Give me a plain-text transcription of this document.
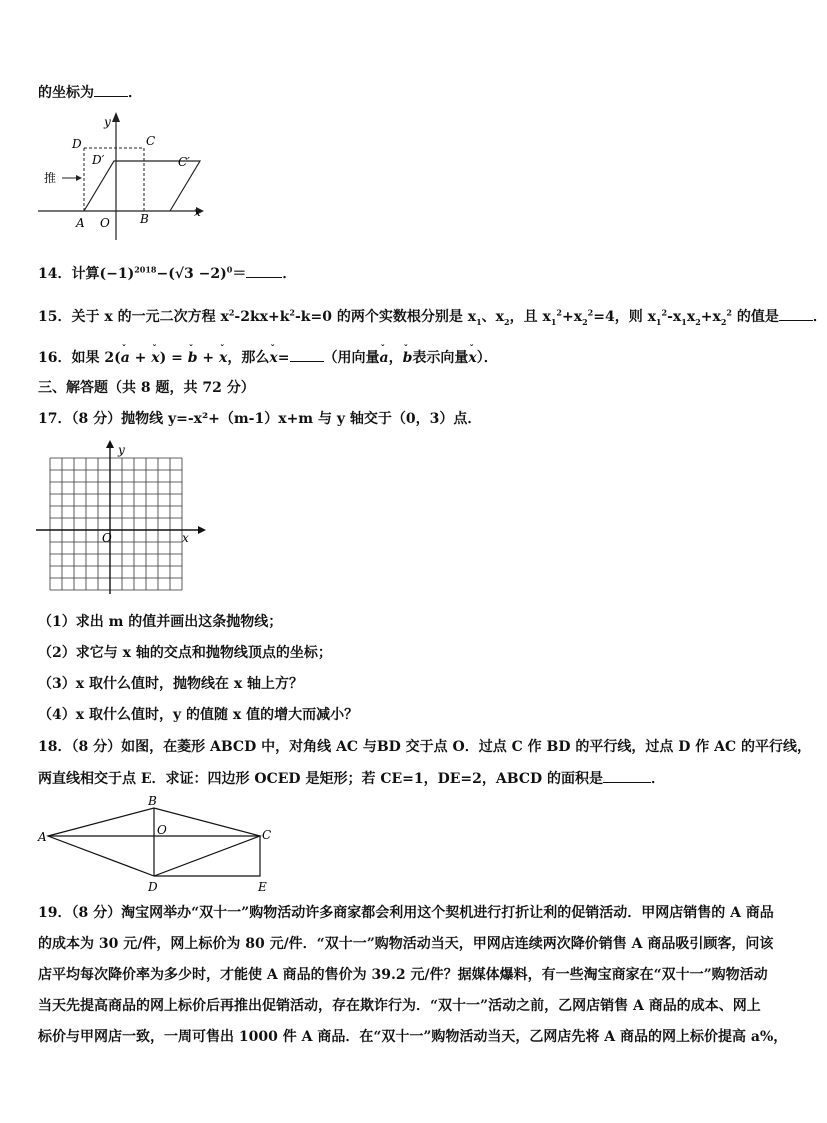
的坐标为 ．
y
x
D	C
D′	C′
推
A O	B
14．计算$(-1)^{2018}-(√3 -2)^0=$	．
15．关于 x 的一元二次方程 $x^2-2kx+k^2-k=0$ 的两个实数根分别是 $x_1$、$x_2$，且 $x_1^2+x_2^2=4$，则 $x_1^2-x_1x_2+x_2^2$ 的值是 ．
16．如果 2(ˇ a + ˇ x) = ˇ b + ˇ x，那么ˇ x= （用向量ˇ a，ˇ b表示向量ˇ x）．
三、解答题（共 8 题，共 72 分）
17．（8 分）抛物线 y=-x²+（m-1）x+m 与 y 轴交于（0，3）点．
y
x
O
（1）求出 m 的值并画出这条抛物线；
（2）求它与 x 轴的交点和抛物线顶点的坐标；
（3）x 取什么值时，抛物线在 x 轴上方？
（4）x 取什么值时，y 的值随 x 值的增大而减小？
18．（8 分）如图，在菱形 ABCD 中，对角线 AC 与BD 交于点 O．过点 C 作 BD 的平行线，过点 D 作 AC 的平行线，
两直线相交于点 E．求证：四边形 OCED 是矩形；若 CE=1，DE=2，ABCD 的面积是	．
A
B
C
D	E
O
19．（8 分）淘宝网举办“双十一”购物活动许多商家都会利用这个契机进行打折让利的促销活动．甲网店销售的 A 商品
的成本为 30 元/件，网上标价为 80 元/件．“双十一”购物活动当天，甲网店连续两次降价销售 A 商品吸引顾客，问该
店平均每次降价率为多少时，才能使 A 商品的售价为 39.2 元/件？据媒体爆料，有一些淘宝商家在“双十一”购物活动
当天先提高商品的网上标价后再推出促销活动，存在欺诈行为．“双十一”活动之前，乙网店销售 A 商品的成本、网上
标价与甲网店一致，一周可售出 1000 件 A 商品．在“双十一”购物活动当天，乙网店先将 A 商品的网上标价提高 a%，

--- --- ---

*Task description*: Omit the pictures. Transcribe every record exactly.

*Output for this task*:
Give me a plain-text transcription of this document.
的坐标为 ．
y
x
D	C
D′	C′
推
A O	B
14．计算$(-1)^{2018}-(√3 -2)^0=$	．
15．关于 x 的一元二次方程 $x^2-2kx+k^2-k=0$ 的两个实数根分别是 $x_1$、$x_2$，且 $x_1^2+x_2^2=4$，则 $x_1^2-x_1x_2+x_2^2$ 的值是 ．
16．如果 2(ˇ a + ˇ x) = ˇ b + ˇ x，那么ˇ x= （用向量ˇ a，ˇ b表示向量ˇ x）．
三、解答题（共 8 题，共 72 分）
17．（8 分）抛物线 y=-x²+（m-1）x+m 与 y 轴交于（0，3）点．
y
x
O
（1）求出 m 的值并画出这条抛物线；
（2）求它与 x 轴的交点和抛物线顶点的坐标；
（3）x 取什么值时，抛物线在 x 轴上方？
（4）x 取什么值时，y 的值随 x 值的增大而减小？
18．（8 分）如图，在菱形 ABCD 中，对角线 AC 与BD 交于点 O．过点 C 作 BD 的平行线，过点 D 作 AC 的平行线，
两直线相交于点 E．求证：四边形 OCED 是矩形；若 CE=1，DE=2，ABCD 的面积是	．
A
B
C
D	E
O
19．（8 分）淘宝网举办“双十一”购物活动许多商家都会利用这个契机进行打折让利的促销活动．甲网店销售的 A 商品
的成本为 30 元/件，网上标价为 80 元/件．“双十一”购物活动当天，甲网店连续两次降价销售 A 商品吸引顾客，问该
店平均每次降价率为多少时，才能使 A 商品的售价为 39.2 元/件？据媒体爆料，有一些淘宝商家在“双十一”购物活动
当天先提高商品的网上标价后再推出促销活动，存在欺诈行为．“双十一”活动之前，乙网店销售 A 商品的成本、网上
标价与甲网店一致，一周可售出 1000 件 A 商品．在“双十一”购物活动当天，乙网店先将 A 商品的网上标价提高 a%，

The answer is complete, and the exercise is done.